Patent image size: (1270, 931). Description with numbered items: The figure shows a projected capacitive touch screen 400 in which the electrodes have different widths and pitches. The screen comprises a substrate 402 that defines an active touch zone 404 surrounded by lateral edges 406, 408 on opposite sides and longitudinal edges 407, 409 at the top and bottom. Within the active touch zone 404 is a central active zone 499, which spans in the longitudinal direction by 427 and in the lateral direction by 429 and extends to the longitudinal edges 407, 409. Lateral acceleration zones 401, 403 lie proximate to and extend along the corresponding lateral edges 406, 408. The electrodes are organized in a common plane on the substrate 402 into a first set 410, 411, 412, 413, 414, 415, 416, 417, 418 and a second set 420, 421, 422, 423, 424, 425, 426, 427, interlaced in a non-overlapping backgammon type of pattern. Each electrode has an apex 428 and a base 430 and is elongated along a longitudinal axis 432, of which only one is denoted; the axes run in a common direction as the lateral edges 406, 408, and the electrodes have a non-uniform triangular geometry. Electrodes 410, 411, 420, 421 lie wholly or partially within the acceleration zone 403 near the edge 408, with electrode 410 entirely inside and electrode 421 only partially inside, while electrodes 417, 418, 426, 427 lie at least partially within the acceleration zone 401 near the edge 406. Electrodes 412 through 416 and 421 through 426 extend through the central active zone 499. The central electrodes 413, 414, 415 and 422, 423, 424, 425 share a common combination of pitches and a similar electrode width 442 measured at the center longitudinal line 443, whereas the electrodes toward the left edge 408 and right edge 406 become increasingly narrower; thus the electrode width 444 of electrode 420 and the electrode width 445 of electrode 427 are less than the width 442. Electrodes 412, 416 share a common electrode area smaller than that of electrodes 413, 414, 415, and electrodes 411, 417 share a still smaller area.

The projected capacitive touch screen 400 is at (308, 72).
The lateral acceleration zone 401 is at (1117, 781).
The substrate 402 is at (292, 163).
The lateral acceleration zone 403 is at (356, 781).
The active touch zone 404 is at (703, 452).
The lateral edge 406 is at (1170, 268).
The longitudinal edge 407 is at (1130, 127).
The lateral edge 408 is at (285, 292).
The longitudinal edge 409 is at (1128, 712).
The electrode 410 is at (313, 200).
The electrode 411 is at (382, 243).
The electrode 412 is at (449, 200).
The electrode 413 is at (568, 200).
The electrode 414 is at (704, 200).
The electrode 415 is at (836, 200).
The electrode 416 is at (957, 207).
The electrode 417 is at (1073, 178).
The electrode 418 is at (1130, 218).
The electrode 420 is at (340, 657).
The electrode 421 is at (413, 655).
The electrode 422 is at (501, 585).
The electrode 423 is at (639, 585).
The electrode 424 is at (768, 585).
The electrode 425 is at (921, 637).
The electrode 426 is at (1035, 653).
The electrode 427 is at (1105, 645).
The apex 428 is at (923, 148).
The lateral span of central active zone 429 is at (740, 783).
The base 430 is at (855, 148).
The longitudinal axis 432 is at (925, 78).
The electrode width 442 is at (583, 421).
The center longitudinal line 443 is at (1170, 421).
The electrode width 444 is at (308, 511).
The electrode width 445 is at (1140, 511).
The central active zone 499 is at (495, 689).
========
WORK TO BE COMPLETED:
Reproduce every entry above, switching "pitches" to "spacings" and leaving everything else unchanged.

TASK SOLUTION:
Patent image size: (1270, 931). Description with numbered items: The figure shows a projected capacitive touch screen 400 in which the electrodes have different widths and spacings. The screen comprises a substrate 402 that defines an active touch zone 404 surrounded by lateral edges 406, 408 on opposite sides and longitudinal edges 407, 409 at the top and bottom. Within the active touch zone 404 is a central active zone 499, which spans in the longitudinal direction by 427 and in the lateral direction by 429 and extends to the longitudinal edges 407, 409. Lateral acceleration zones 401, 403 lie proximate to and extend along the corresponding lateral edges 406, 408. The electrodes are organized in a common plane on the substrate 402 into a first set 410, 411, 412, 413, 414, 415, 416, 417, 418 and a second set 420, 421, 422, 423, 424, 425, 426, 427, interlaced in a non-overlapping backgammon type of pattern. Each electrode has an apex 428 and a base 430 and is elongated along a longitudinal axis 432, of which only one is denoted; the axes run in a common direction as the lateral edges 406, 408, and the electrodes have a non-uniform triangular geometry. Electrodes 410, 411, 420, 421 lie wholly or partially within the acceleration zone 403 near the edge 408, with electrode 410 entirely inside and electrode 421 only partially inside, while electrodes 417, 418, 426, 427 lie at least partially within the acceleration zone 401 near the edge 406. Electrodes 412 through 416 and 421 through 426 extend through the central active zone 499. The central electrodes 413, 414, 415 and 422, 423, 424, 425 share a common combination of spacings and a similar electrode width 442 measured at the center longitudinal line 443, whereas the electrodes toward the left edge 408 and right edge 406 become increasingly narrower; thus the electrode width 444 of electrode 420 and the electrode width 445 of electrode 427 are less than the width 442. Electrodes 412, 416 share a common electrode area smaller than that of electrodes 413, 414, 415, and electrodes 411, 417 share a still smaller area.

The projected capacitive touch screen 400 is at (308, 72).
The lateral acceleration zone 401 is at (1117, 781).
The substrate 402 is at (292, 163).
The lateral acceleration zone 403 is at (356, 781).
The active touch zone 404 is at (703, 452).
The lateral edge 406 is at (1170, 268).
The longitudinal edge 407 is at (1130, 127).
The lateral edge 408 is at (285, 292).
The longitudinal edge 409 is at (1128, 712).
The electrode 410 is at (313, 200).
The electrode 411 is at (382, 243).
The electrode 412 is at (449, 200).
The electrode 413 is at (568, 200).
The electrode 414 is at (704, 200).
The electrode 415 is at (836, 200).
The electrode 416 is at (957, 207).
The electrode 417 is at (1073, 178).
The electrode 418 is at (1130, 218).
The electrode 420 is at (340, 657).
The electrode 421 is at (413, 655).
The electrode 422 is at (501, 585).
The electrode 423 is at (639, 585).
The electrode 424 is at (768, 585).
The electrode 425 is at (921, 637).
The electrode 426 is at (1035, 653).
The electrode 427 is at (1105, 645).
The apex 428 is at (923, 148).
The lateral span of central active zone 429 is at (740, 783).
The base 430 is at (855, 148).
The longitudinal axis 432 is at (925, 78).
The electrode width 442 is at (583, 421).
The center longitudinal line 443 is at (1170, 421).
The electrode width 444 is at (308, 511).
The electrode width 445 is at (1140, 511).
The central active zone 499 is at (495, 689).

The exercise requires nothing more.